**Exercise directions:** Would you filter these records and copy every line that has the word "Polygon"?
*** Extracted material
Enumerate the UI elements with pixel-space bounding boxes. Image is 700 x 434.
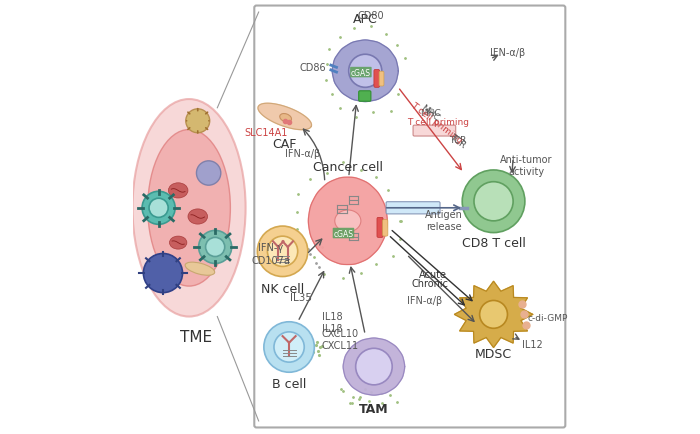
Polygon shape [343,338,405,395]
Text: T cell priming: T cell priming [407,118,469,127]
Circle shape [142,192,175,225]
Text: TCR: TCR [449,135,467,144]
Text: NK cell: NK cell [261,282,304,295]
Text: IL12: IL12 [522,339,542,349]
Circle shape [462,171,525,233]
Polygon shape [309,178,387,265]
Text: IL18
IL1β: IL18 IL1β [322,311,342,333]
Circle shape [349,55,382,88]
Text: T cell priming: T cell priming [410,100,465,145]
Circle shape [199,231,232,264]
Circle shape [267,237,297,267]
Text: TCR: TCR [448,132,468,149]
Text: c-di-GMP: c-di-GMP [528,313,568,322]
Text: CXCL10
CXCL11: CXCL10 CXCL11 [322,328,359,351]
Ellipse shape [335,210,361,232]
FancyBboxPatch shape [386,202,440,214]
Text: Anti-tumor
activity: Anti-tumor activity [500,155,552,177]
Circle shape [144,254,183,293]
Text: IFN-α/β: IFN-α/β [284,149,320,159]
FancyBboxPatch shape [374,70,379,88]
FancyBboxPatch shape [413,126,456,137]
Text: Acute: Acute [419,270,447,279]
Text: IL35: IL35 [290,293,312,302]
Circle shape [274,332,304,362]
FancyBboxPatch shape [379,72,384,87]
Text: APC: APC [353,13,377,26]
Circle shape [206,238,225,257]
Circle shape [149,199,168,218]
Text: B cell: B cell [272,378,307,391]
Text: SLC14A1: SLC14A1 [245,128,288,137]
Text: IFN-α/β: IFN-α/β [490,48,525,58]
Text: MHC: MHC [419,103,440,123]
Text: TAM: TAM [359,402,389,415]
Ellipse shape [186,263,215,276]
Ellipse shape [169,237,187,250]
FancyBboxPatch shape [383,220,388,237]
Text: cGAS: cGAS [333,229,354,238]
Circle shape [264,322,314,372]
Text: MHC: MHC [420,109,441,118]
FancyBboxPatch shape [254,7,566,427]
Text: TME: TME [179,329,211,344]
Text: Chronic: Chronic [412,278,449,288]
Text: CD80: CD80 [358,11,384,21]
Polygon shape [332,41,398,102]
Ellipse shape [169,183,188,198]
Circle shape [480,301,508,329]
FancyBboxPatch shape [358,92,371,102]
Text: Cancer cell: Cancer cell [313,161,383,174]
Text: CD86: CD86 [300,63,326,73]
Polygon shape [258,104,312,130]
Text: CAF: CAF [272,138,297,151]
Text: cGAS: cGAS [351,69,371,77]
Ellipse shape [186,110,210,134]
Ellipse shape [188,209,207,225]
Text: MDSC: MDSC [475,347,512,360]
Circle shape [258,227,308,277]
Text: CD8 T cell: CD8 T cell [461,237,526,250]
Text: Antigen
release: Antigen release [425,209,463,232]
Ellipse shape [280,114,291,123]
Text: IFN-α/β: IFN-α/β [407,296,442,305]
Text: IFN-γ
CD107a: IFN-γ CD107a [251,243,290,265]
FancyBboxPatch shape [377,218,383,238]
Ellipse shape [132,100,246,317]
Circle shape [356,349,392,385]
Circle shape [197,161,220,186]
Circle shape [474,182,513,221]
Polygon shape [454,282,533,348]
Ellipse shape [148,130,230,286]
******
**Output of the exercise:**
Polygon shape [343,338,405,395]
Polygon shape [309,178,387,265]
Polygon shape [332,41,398,102]
Polygon shape [258,104,312,130]
Polygon shape [454,282,533,348]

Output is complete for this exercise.